▶ TASK TO CARRY OUT: Scan the entries below and extract each line with the word "标记主键" in it.

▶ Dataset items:
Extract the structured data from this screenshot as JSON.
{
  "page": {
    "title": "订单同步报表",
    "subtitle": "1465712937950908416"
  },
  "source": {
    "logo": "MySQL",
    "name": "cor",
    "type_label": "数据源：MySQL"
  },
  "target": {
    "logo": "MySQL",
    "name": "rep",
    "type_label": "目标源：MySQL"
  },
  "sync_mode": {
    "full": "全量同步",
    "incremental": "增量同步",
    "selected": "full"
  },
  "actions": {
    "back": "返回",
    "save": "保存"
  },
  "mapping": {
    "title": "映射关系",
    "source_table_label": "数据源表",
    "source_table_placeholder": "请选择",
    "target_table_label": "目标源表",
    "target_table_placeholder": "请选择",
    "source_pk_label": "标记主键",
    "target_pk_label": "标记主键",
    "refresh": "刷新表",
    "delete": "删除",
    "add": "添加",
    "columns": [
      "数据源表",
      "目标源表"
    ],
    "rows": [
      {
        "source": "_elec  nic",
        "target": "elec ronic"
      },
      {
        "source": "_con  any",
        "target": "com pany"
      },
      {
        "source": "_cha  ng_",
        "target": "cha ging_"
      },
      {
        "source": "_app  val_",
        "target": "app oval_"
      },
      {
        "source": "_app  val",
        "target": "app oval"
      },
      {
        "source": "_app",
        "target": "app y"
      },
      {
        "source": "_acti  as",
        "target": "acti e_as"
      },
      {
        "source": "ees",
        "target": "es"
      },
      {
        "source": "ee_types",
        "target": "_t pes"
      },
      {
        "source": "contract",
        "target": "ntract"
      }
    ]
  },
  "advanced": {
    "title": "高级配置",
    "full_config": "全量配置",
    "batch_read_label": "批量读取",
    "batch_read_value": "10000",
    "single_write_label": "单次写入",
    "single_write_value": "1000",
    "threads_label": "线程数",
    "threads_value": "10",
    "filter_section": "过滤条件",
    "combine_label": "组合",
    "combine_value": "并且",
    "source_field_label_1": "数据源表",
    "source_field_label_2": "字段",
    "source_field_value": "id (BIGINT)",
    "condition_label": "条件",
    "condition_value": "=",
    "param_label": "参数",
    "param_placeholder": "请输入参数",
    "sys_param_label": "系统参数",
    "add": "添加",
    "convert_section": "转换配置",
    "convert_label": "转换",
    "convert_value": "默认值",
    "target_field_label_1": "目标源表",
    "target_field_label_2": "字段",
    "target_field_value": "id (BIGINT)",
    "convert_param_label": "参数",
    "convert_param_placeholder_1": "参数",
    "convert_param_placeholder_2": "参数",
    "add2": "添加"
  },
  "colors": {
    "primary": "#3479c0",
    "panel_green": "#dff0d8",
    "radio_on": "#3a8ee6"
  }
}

▶ ANSWER TO THE EXERCISE:
    "source_pk_label": "标记主键",
    "target_pk_label": "标记主键",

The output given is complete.